═════ Supplied material ═════
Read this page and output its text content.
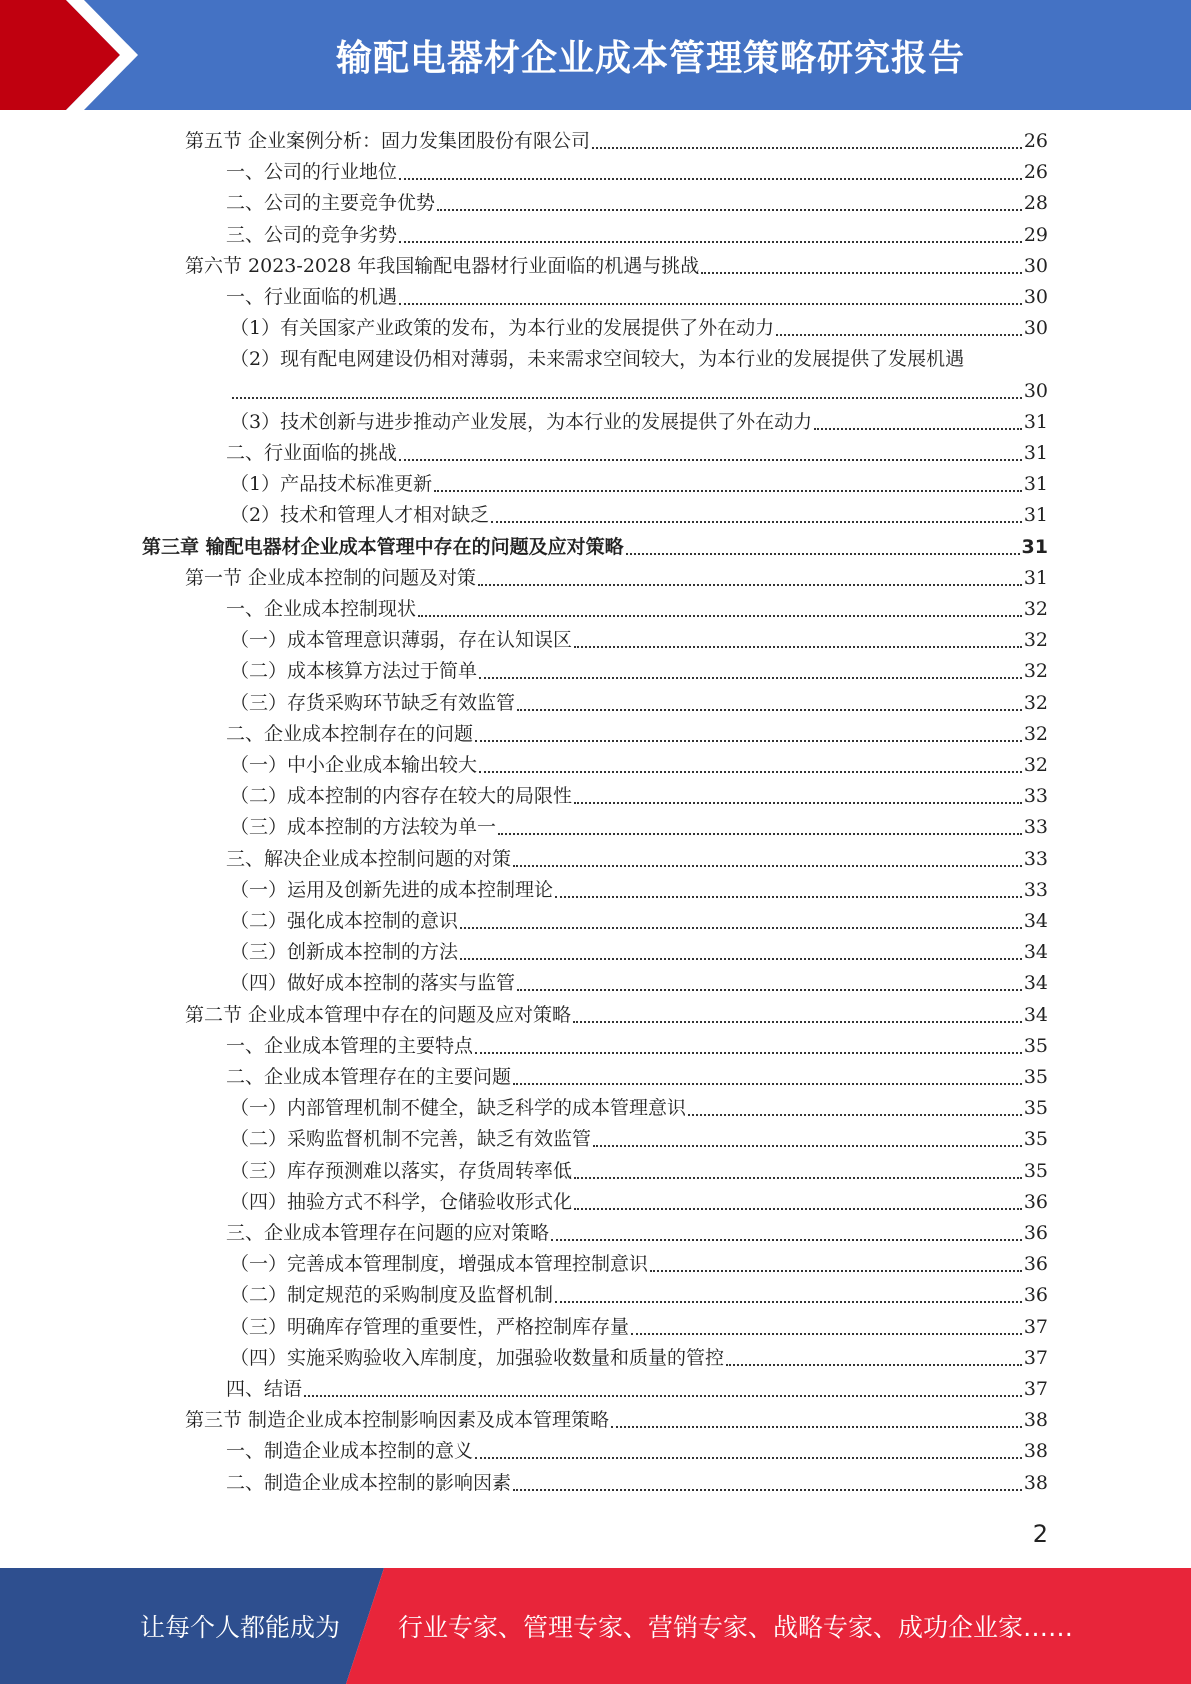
输配电器材企业成本管理策略研究报告
第五节 企业案例分析：固力发集团股份有限公司	26
一、公司的行业地位	26
二、公司的主要竞争优势	28
三、公司的竞争劣势	29
第六节 2023-2028 年我国输配电器材行业面临的机遇与挑战	30
一、行业面临的机遇	30
（1）有关国家产业政策的发布，为本行业的发展提供了外在动力	30
（2）现有配电网建设仍相对薄弱，未来需求空间较大，为本行业的发展提供了发展机遇
30
（3）技术创新与进步推动产业发展，为本行业的发展提供了外在动力	31
二、行业面临的挑战	31
（1）产品技术标准更新	31
（2）技术和管理人才相对缺乏	31
第三章 输配电器材企业成本管理中存在的问题及应对策略	31
第一节 企业成本控制的问题及对策	31
一、企业成本控制现状	32
（一）成本管理意识薄弱，存在认知误区	32
（二）成本核算方法过于简单	32
（三）存货采购环节缺乏有效监管	32
二、企业成本控制存在的问题	32
（一）中小企业成本输出较大	32
（二）成本控制的内容存在较大的局限性	33
（三）成本控制的方法较为单一	33
三、解决企业成本控制问题的对策	33
（一）运用及创新先进的成本控制理论	33
（二）强化成本控制的意识	34
（三）创新成本控制的方法	34
（四）做好成本控制的落实与监管	34
第二节 企业成本管理中存在的问题及应对策略	34
一、企业成本管理的主要特点	35
二、企业成本管理存在的主要问题	35
（一）内部管理机制不健全，缺乏科学的成本管理意识	35
（二）采购监督机制不完善，缺乏有效监管	35
（三）库存预测难以落实，存货周转率低	35
（四）抽验方式不科学，仓储验收形式化	36
三、企业成本管理存在问题的应对策略	36
（一）完善成本管理制度，增强成本管理控制意识	36
（二）制定规范的采购制度及监督机制	36
（三）明确库存管理的重要性，严格控制库存量	37
（四）实施采购验收入库制度，加强验收数量和质量的管控	37
四、结语	37
第三节 制造企业成本控制影响因素及成本管理策略	38
一、制造企业成本控制的意义	38
二、制造企业成本控制的影响因素	38
2
让每个人都能成为 行业专家、管理专家、营销专家、战略专家、成功企业家……
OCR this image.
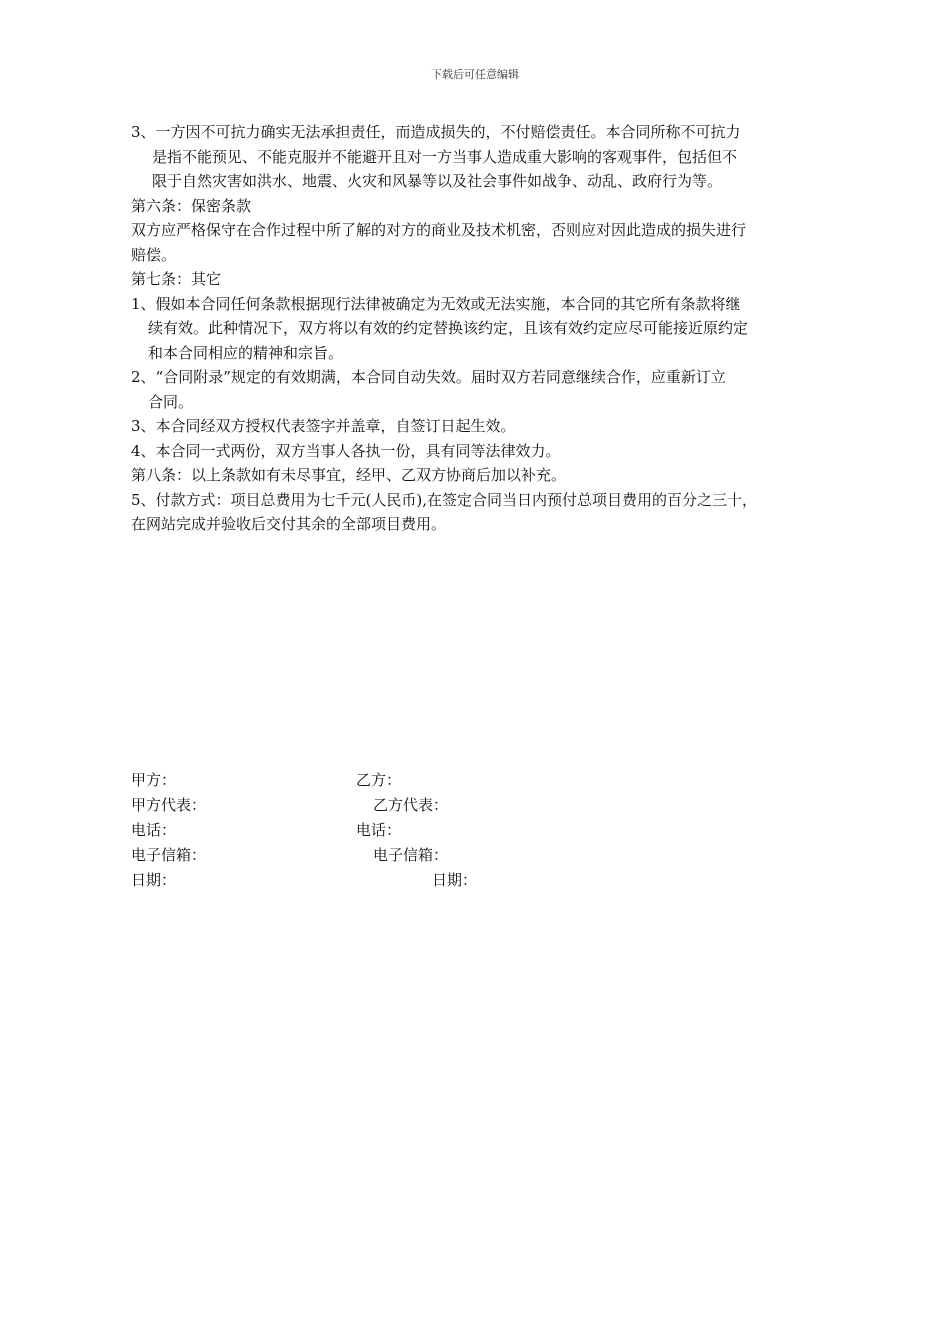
下载后可任意编辑
3、一方因不可抗力确实无法承担责任，而造成损失的，不付赔偿责任。本合同所称不可抗力
是指不能预见、不能克服并不能避开且对一方当事人造成重大影响的客观事件，包括但不
限于自然灾害如洪水、地震、火灾和风暴等以及社会事件如战争、动乱、政府行为等。
第六条：保密条款
双方应严格保守在合作过程中所了解的对方的商业及技术机密，否则应对因此造成的损失进行
赔偿。
第七条：其它
1、假如本合同任何条款根据现行法律被确定为无效或无法实施，本合同的其它所有条款将继
续有效。此种情况下，双方将以有效的约定替换该约定，且该有效约定应尽可能接近原约定
和本合同相应的精神和宗旨。
2、“合同附录”规定的有效期满，本合同自动失效。届时双方若同意继续合作，应重新订立
合同。
3、本合同经双方授权代表签字并盖章，自签订日起生效。
4、本合同一式两份，双方当事人各执一份，具有同等法律效力。
第八条：以上条款如有未尽事宜，经甲、乙双方协商后加以补充。
5、付款方式：项目总费用为七千元(人民币),在签定合同当日内预付总项目费用的百分之三十，
在网站完成并验收后交付其余的全部项目费用。
甲方：	乙方：
甲方代表：	乙方代表：
电话：	电话：
电子信箱：	电子信箱：
日期：	日期：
═════
Output all of the entries verbatim, leaving out any images.

Read this page and output its text content.
输配电器材企业成本管理策略研究报告
第五节 企业案例分析：固力发集团股份有限公司	26
一、公司的行业地位	26
二、公司的主要竞争优势	28
三、公司的竞争劣势	29
第六节 2023-2028 年我国输配电器材行业面临的机遇与挑战	30
一、行业面临的机遇	30
（1）有关国家产业政策的发布，为本行业的发展提供了外在动力	30
（2）现有配电网建设仍相对薄弱，未来需求空间较大，为本行业的发展提供了发展机遇
30
（3）技术创新与进步推动产业发展，为本行业的发展提供了外在动力	31
二、行业面临的挑战	31
（1）产品技术标准更新	31
（2）技术和管理人才相对缺乏	31
第三章 输配电器材企业成本管理中存在的问题及应对策略	31
第一节 企业成本控制的问题及对策	31
一、企业成本控制现状	32
（一）成本管理意识薄弱，存在认知误区	32
（二）成本核算方法过于简单	32
（三）存货采购环节缺乏有效监管	32
二、企业成本控制存在的问题	32
（一）中小企业成本输出较大	32
（二）成本控制的内容存在较大的局限性	33
（三）成本控制的方法较为单一	33
三、解决企业成本控制问题的对策	33
（一）运用及创新先进的成本控制理论	33
（二）强化成本控制的意识	34
（三）创新成本控制的方法	34
（四）做好成本控制的落实与监管	34
第二节 企业成本管理中存在的问题及应对策略	34
一、企业成本管理的主要特点	35
二、企业成本管理存在的主要问题	35
（一）内部管理机制不健全，缺乏科学的成本管理意识	35
（二）采购监督机制不完善，缺乏有效监管	35
（三）库存预测难以落实，存货周转率低	35
（四）抽验方式不科学，仓储验收形式化	36
三、企业成本管理存在问题的应对策略	36
（一）完善成本管理制度，增强成本管理控制意识	36
（二）制定规范的采购制度及监督机制	36
（三）明确库存管理的重要性，严格控制库存量	37
（四）实施采购验收入库制度，加强验收数量和质量的管控	37
四、结语	37
第三节 制造企业成本控制影响因素及成本管理策略	38
一、制造企业成本控制的意义	38
二、制造企业成本控制的影响因素	38
2
让每个人都能成为 行业专家、管理专家、营销专家、战略专家、成功企业家……
OCR this image.
下载后可任意编辑
3、一方因不可抗力确实无法承担责任，而造成损失的，不付赔偿责任。本合同所称不可抗力
是指不能预见、不能克服并不能避开且对一方当事人造成重大影响的客观事件，包括但不
限于自然灾害如洪水、地震、火灾和风暴等以及社会事件如战争、动乱、政府行为等。
第六条：保密条款
双方应严格保守在合作过程中所了解的对方的商业及技术机密，否则应对因此造成的损失进行
赔偿。
第七条：其它
1、假如本合同任何条款根据现行法律被确定为无效或无法实施，本合同的其它所有条款将继
续有效。此种情况下，双方将以有效的约定替换该约定，且该有效约定应尽可能接近原约定
和本合同相应的精神和宗旨。
2、“合同附录”规定的有效期满，本合同自动失效。届时双方若同意继续合作，应重新订立
合同。
3、本合同经双方授权代表签字并盖章，自签订日起生效。
4、本合同一式两份，双方当事人各执一份，具有同等法律效力。
第八条：以上条款如有未尽事宜，经甲、乙双方协商后加以补充。
5、付款方式：项目总费用为七千元(人民币),在签定合同当日内预付总项目费用的百分之三十，
在网站完成并验收后交付其余的全部项目费用。
甲方：	乙方：
甲方代表：	乙方代表：
电话：	电话：
电子信箱：	电子信箱：
日期：	日期：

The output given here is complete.